◆ **Task goal**
Write out, precisely and in full, each line of the material.

◆ **Exercise input**
-.-.-

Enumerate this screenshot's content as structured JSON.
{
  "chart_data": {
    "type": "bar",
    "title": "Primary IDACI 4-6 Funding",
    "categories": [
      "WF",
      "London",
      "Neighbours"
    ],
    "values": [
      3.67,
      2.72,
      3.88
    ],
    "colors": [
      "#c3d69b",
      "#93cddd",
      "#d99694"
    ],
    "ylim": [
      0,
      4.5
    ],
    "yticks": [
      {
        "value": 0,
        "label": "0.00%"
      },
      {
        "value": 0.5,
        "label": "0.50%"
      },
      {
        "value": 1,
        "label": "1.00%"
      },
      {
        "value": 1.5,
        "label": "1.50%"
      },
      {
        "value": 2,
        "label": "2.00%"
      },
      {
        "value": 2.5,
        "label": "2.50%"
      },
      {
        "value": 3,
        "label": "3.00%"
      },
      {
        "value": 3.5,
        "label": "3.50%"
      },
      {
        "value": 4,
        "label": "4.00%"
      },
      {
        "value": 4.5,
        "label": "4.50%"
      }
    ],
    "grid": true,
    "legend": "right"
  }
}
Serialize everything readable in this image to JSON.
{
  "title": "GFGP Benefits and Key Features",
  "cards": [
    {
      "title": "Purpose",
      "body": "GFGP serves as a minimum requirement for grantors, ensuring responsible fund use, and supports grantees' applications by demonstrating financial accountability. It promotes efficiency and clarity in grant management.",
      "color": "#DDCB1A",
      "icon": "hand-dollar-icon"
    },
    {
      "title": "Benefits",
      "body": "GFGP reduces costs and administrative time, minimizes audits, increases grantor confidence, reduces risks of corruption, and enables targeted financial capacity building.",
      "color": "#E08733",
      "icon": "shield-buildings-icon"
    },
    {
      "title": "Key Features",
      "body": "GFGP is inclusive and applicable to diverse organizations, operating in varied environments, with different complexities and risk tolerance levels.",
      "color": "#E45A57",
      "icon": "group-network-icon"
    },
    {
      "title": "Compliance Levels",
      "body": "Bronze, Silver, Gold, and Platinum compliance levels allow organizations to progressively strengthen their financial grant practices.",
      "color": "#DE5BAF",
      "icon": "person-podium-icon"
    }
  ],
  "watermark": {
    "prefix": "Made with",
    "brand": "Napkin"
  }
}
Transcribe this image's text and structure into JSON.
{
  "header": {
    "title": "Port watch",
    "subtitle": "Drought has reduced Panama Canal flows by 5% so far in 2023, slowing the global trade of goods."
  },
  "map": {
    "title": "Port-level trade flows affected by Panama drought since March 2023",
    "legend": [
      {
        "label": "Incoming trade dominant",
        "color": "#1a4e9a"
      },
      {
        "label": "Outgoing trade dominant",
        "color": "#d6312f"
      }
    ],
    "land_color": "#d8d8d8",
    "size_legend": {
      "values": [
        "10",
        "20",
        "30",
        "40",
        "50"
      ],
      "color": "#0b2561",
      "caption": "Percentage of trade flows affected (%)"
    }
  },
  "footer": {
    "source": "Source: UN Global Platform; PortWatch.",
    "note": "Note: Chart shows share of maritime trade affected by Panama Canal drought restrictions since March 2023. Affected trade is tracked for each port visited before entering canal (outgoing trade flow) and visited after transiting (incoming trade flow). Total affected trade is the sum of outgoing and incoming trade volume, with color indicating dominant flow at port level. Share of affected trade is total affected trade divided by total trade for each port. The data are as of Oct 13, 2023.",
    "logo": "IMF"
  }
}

-.-.-

◆ **Result of the exercise**
Enumerate this screenshot's content as structured JSON.
{
  "chart_data": {
    "type": "bar",
    "title": "Primary IDACI 4-6 Funding",
    "categories": [
      "WF",
      "London",
      "Neighbours"
    ],
    "values": [
      3.67,
      2.72,
      3.88
    ],
    "colors": [
      "#c3d69b",
      "#93cddd",
      "#d99694"
    ],
    "ylim": [
      0,
      4.5
    ],
    "yticks": [
      {
        "value": 0,
        "label": "0.00%"
      },
      {
        "value": 0.5,
        "label": "0.50%"
      },
      {
        "value": 1,
        "label": "1.00%"
      },
      {
        "value": 1.5,
        "label": "1.50%"
      },
      {
        "value": 2,
        "label": "2.00%"
      },
      {
        "value": 2.5,
        "label": "2.50%"
      },
      {
        "value": 3,
        "label": "3.00%"
      },
      {
        "value": 3.5,
        "label": "3.50%"
      },
      {
        "value": 4,
        "label": "4.00%"
      },
      {
        "value": 4.5,
        "label": "4.50%"
      }
    ],
    "grid": true,
    "legend": "right"
  }
}
Serialize everything readable in this image to JSON.
{
  "title": "GFGP Benefits and Key Features",
  "cards": [
    {
      "title": "Purpose",
      "body": "GFGP serves as a minimum requirement for grantors, ensuring responsible fund use, and supports grantees' applications by demonstrating financial accountability. It promotes efficiency and clarity in grant management.",
      "color": "#DDCB1A",
      "icon": "hand-dollar-icon"
    },
    {
      "title": "Benefits",
      "body": "GFGP reduces costs and administrative time, minimizes audits, increases grantor confidence, reduces risks of corruption, and enables targeted financial capacity building.",
      "color": "#E08733",
      "icon": "shield-buildings-icon"
    },
    {
      "title": "Key Features",
      "body": "GFGP is inclusive and applicable to diverse organizations, operating in varied environments, with different complexities and risk tolerance levels.",
      "color": "#E45A57",
      "icon": "group-network-icon"
    },
    {
      "title": "Compliance Levels",
      "body": "Bronze, Silver, Gold, and Platinum compliance levels allow organizations to progressively strengthen their financial grant practices.",
      "color": "#DE5BAF",
      "icon": "person-podium-icon"
    }
  ],
  "watermark": {
    "prefix": "Made with",
    "brand": "Napkin"
  }
}
Transcribe this image's text and structure into JSON.
{
  "header": {
    "title": "Port watch",
    "subtitle": "Drought has reduced Panama Canal flows by 5% so far in 2023, slowing the global trade of goods."
  },
  "map": {
    "title": "Port-level trade flows affected by Panama drought since March 2023",
    "legend": [
      {
        "label": "Incoming trade dominant",
        "color": "#1a4e9a"
      },
      {
        "label": "Outgoing trade dominant",
        "color": "#d6312f"
      }
    ],
    "land_color": "#d8d8d8",
    "size_legend": {
      "values": [
        "10",
        "20",
        "30",
        "40",
        "50"
      ],
      "color": "#0b2561",
      "caption": "Percentage of trade flows affected (%)"
    }
  },
  "footer": {
    "source": "Source: UN Global Platform; PortWatch.",
    "note": "Note: Chart shows share of maritime trade affected by Panama Canal drought restrictions since March 2023. Affected trade is tracked for each port visited before entering canal (outgoing trade flow) and visited after transiting (incoming trade flow). Total affected trade is the sum of outgoing and incoming trade volume, with color indicating dominant flow at port level. Share of affected trade is total affected trade divided by total trade for each port. The data are as of Oct 13, 2023.",
    "logo": "IMF"
  }
}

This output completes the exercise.